Write out every entry exactly as it appears.

>> Begin Material provided

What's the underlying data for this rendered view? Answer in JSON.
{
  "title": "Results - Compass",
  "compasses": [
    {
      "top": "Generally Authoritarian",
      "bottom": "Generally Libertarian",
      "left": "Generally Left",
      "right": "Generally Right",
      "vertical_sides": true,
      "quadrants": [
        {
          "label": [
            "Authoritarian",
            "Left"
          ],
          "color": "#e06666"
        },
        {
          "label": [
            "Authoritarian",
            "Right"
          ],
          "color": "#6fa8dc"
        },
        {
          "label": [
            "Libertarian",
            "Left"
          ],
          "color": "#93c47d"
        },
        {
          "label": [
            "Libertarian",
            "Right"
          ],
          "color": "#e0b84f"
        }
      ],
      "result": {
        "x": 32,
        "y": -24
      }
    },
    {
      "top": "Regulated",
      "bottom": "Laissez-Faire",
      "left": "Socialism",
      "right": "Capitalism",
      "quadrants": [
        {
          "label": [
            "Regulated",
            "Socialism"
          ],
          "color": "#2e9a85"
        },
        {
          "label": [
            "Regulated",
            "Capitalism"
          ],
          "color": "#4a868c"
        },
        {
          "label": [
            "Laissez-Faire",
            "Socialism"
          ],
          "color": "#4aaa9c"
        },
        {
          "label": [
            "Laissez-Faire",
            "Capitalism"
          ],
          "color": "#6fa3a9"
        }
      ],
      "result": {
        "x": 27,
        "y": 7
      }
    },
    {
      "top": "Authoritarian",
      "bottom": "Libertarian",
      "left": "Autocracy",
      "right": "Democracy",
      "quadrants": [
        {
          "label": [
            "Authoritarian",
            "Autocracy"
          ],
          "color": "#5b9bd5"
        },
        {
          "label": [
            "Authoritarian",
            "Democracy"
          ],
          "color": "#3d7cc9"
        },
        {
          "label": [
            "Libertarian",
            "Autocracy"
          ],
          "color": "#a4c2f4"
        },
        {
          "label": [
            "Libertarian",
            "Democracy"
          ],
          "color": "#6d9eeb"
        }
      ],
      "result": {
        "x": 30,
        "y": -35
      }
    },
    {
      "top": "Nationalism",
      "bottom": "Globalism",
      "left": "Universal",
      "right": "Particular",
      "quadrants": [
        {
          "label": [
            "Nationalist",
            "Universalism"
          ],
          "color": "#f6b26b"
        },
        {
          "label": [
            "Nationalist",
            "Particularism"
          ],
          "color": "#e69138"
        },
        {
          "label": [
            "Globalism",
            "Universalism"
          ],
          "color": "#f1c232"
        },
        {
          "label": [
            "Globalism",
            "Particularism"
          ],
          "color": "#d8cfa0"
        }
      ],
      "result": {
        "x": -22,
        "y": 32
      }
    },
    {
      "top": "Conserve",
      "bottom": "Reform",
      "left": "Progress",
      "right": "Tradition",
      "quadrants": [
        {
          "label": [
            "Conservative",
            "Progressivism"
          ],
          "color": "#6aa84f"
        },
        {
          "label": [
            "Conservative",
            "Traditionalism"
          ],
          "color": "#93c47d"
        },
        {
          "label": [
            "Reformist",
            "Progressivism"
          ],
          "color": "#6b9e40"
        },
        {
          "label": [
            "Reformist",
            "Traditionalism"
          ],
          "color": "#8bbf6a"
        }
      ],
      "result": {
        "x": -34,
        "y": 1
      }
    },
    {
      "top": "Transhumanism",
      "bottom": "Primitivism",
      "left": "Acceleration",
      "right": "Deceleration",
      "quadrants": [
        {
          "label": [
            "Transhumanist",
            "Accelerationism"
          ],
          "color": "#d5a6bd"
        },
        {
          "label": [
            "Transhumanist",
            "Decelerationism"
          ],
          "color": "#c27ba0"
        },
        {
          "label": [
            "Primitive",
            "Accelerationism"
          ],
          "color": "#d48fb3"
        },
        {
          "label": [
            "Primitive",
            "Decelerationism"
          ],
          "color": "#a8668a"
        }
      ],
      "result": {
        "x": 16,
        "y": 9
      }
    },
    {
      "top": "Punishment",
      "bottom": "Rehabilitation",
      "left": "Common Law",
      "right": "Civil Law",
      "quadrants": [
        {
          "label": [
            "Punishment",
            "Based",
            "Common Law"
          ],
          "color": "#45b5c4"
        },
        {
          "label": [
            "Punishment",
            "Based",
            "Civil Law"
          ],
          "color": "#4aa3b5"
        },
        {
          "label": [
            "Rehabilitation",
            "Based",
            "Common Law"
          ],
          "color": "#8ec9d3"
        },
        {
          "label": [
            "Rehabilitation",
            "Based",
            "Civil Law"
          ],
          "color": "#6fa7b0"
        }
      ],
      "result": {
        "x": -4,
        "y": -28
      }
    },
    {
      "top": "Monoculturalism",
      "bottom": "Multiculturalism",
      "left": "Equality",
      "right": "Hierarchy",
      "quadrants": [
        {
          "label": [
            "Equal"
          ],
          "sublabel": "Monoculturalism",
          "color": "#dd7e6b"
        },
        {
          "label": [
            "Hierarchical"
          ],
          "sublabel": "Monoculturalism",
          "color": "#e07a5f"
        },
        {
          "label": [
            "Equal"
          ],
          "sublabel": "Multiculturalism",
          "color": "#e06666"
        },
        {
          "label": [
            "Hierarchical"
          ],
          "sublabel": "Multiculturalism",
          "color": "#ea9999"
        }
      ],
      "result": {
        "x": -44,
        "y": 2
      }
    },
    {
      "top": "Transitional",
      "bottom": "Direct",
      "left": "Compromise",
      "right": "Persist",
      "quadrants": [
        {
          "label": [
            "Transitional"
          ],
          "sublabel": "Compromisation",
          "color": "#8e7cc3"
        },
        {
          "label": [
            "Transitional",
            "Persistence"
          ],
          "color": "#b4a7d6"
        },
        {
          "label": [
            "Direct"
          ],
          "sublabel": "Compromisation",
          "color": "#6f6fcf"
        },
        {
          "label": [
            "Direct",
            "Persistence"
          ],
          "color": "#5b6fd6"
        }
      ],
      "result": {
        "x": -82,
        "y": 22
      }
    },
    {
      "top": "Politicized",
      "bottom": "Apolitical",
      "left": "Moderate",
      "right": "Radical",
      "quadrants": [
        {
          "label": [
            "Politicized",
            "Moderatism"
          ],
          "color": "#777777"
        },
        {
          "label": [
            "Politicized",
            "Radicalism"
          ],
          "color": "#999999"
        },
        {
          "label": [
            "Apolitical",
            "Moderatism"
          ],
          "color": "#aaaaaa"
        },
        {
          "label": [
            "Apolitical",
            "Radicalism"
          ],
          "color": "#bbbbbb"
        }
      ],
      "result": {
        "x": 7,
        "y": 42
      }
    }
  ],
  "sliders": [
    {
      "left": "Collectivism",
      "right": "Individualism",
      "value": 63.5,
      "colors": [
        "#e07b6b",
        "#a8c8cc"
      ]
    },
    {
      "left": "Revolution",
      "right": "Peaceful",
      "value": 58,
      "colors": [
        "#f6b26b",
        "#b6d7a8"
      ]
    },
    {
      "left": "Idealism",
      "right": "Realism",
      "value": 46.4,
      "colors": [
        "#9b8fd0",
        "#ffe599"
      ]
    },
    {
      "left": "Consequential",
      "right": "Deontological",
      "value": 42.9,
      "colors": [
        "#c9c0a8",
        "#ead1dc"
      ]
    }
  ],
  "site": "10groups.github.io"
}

>> End Material provided

Full solution >>
What's the underlying data for this rendered view? Answer in JSON.
{
  "title": "Results - Compass",
  "compasses": [
    {
      "top": "Generally Authoritarian",
      "bottom": "Generally Libertarian",
      "left": "Generally Left",
      "right": "Generally Right",
      "vertical_sides": true,
      "quadrants": [
        {
          "label": [
            "Authoritarian",
            "Left"
          ],
          "color": "#e06666"
        },
        {
          "label": [
            "Authoritarian",
            "Right"
          ],
          "color": "#6fa8dc"
        },
        {
          "label": [
            "Libertarian",
            "Left"
          ],
          "color": "#93c47d"
        },
        {
          "label": [
            "Libertarian",
            "Right"
          ],
          "color": "#e0b84f"
        }
      ],
      "result": {
        "x": 32,
        "y": -24
      }
    },
    {
      "top": "Regulated",
      "bottom": "Laissez-Faire",
      "left": "Socialism",
      "right": "Capitalism",
      "quadrants": [
        {
          "label": [
            "Regulated",
            "Socialism"
          ],
          "color": "#2e9a85"
        },
        {
          "label": [
            "Regulated",
            "Capitalism"
          ],
          "color": "#4a868c"
        },
        {
          "label": [
            "Laissez-Faire",
            "Socialism"
          ],
          "color": "#4aaa9c"
        },
        {
          "label": [
            "Laissez-Faire",
            "Capitalism"
          ],
          "color": "#6fa3a9"
        }
      ],
      "result": {
        "x": 27,
        "y": 7
      }
    },
    {
      "top": "Authoritarian",
      "bottom": "Libertarian",
      "left": "Autocracy",
      "right": "Democracy",
      "quadrants": [
        {
          "label": [
            "Authoritarian",
            "Autocracy"
          ],
          "color": "#5b9bd5"
        },
        {
          "label": [
            "Authoritarian",
            "Democracy"
          ],
          "color": "#3d7cc9"
        },
        {
          "label": [
            "Libertarian",
            "Autocracy"
          ],
          "color": "#a4c2f4"
        },
        {
          "label": [
            "Libertarian",
            "Democracy"
          ],
          "color": "#6d9eeb"
        }
      ],
      "result": {
        "x": 30,
        "y": -35
      }
    },
    {
      "top": "Nationalism",
      "bottom": "Globalism",
      "left": "Universal",
      "right": "Particular",
      "quadrants": [
        {
          "label": [
            "Nationalist",
            "Universalism"
          ],
          "color": "#f6b26b"
        },
        {
          "label": [
            "Nationalist",
            "Particularism"
          ],
          "color": "#e69138"
        },
        {
          "label": [
            "Globalism",
            "Universalism"
          ],
          "color": "#f1c232"
        },
        {
          "label": [
            "Globalism",
            "Particularism"
          ],
          "color": "#d8cfa0"
        }
      ],
      "result": {
        "x": -22,
        "y": 32
      }
    },
    {
      "top": "Conserve",
      "bottom": "Reform",
      "left": "Progress",
      "right": "Tradition",
      "quadrants": [
        {
          "label": [
            "Conservative",
            "Progressivism"
          ],
          "color": "#6aa84f"
        },
        {
          "label": [
            "Conservative",
            "Traditionalism"
          ],
          "color": "#93c47d"
        },
        {
          "label": [
            "Reformist",
            "Progressivism"
          ],
          "color": "#6b9e40"
        },
        {
          "label": [
            "Reformist",
            "Traditionalism"
          ],
          "color": "#8bbf6a"
        }
      ],
      "result": {
        "x": -34,
        "y": 1
      }
    },
    {
      "top": "Transhumanism",
      "bottom": "Primitivism",
      "left": "Acceleration",
      "right": "Deceleration",
      "quadrants": [
        {
          "label": [
            "Transhumanist",
            "Accelerationism"
          ],
          "color": "#d5a6bd"
        },
        {
          "label": [
            "Transhumanist",
            "Decelerationism"
          ],
          "color": "#c27ba0"
        },
        {
          "label": [
            "Primitive",
            "Accelerationism"
          ],
          "color": "#d48fb3"
        },
        {
          "label": [
            "Primitive",
            "Decelerationism"
          ],
          "color": "#a8668a"
        }
      ],
      "result": {
        "x": 16,
        "y": 9
      }
    },
    {
      "top": "Punishment",
      "bottom": "Rehabilitation",
      "left": "Common Law",
      "right": "Civil Law",
      "quadrants": [
        {
          "label": [
            "Punishment",
            "Based",
            "Common Law"
          ],
          "color": "#45b5c4"
        },
        {
          "label": [
            "Punishment",
            "Based",
            "Civil Law"
          ],
          "color": "#4aa3b5"
        },
        {
          "label": [
            "Rehabilitation",
            "Based",
            "Common Law"
          ],
          "color": "#8ec9d3"
        },
        {
          "label": [
            "Rehabilitation",
            "Based",
            "Civil Law"
          ],
          "color": "#6fa7b0"
        }
      ],
      "result": {
        "x": -4,
        "y": -28
      }
    },
    {
      "top": "Monoculturalism",
      "bottom": "Multiculturalism",
      "left": "Equality",
      "right": "Hierarchy",
      "quadrants": [
        {
          "label": [
            "Equal"
          ],
          "sublabel": "Monoculturalism",
          "color": "#dd7e6b"
        },
        {
          "label": [
            "Hierarchical"
          ],
          "sublabel": "Monoculturalism",
          "color": "#e07a5f"
        },
        {
          "label": [
            "Equal"
          ],
          "sublabel": "Multiculturalism",
          "color": "#e06666"
        },
        {
          "label": [
            "Hierarchical"
          ],
          "sublabel": "Multiculturalism",
          "color": "#ea9999"
        }
      ],
      "result": {
        "x": -44,
        "y": 2
      }
    },
    {
      "top": "Transitional",
      "bottom": "Direct",
      "left": "Compromise",
      "right": "Persist",
      "quadrants": [
        {
          "label": [
            "Transitional"
          ],
          "sublabel": "Compromisation",
          "color": "#8e7cc3"
        },
        {
          "label": [
            "Transitional",
            "Persistence"
          ],
          "color": "#b4a7d6"
        },
        {
          "label": [
            "Direct"
          ],
          "sublabel": "Compromisation",
          "color": "#6f6fcf"
        },
        {
          "label": [
            "Direct",
            "Persistence"
          ],
          "color": "#5b6fd6"
        }
      ],
      "result": {
        "x": -82,
        "y": 22
      }
    },
    {
      "top": "Politicized",
      "bottom": "Apolitical",
      "left": "Moderate",
      "right": "Radical",
      "quadrants": [
        {
          "label": [
            "Politicized",
            "Moderatism"
          ],
          "color": "#777777"
        },
        {
          "label": [
            "Politicized",
            "Radicalism"
          ],
          "color": "#999999"
        },
        {
          "label": [
            "Apolitical",
            "Moderatism"
          ],
          "color": "#aaaaaa"
        },
        {
          "label": [
            "Apolitical",
            "Radicalism"
          ],
          "color": "#bbbbbb"
        }
      ],
      "result": {
        "x": 7,
        "y": 42
      }
    }
  ],
  "sliders": [
    {
      "left": "Collectivism",
      "right": "Individualism",
      "value": 63.5,
      "colors": [
        "#e07b6b",
        "#a8c8cc"
      ]
    },
    {
      "left": "Revolution",
      "right": "Peaceful",
      "value": 58,
      "colors": [
        "#f6b26b",
        "#b6d7a8"
      ]
    },
    {
      "left": "Idealism",
      "right": "Realism",
      "value": 46.4,
      "colors": [
        "#9b8fd0",
        "#ffe599"
      ]
    },
    {
      "left": "Consequential",
      "right": "Deontological",
      "value": 42.9,
      "colors": [
        "#c9c0a8",
        "#ead1dc"
      ]
    }
  ],
  "site": "10groups.github.io"
}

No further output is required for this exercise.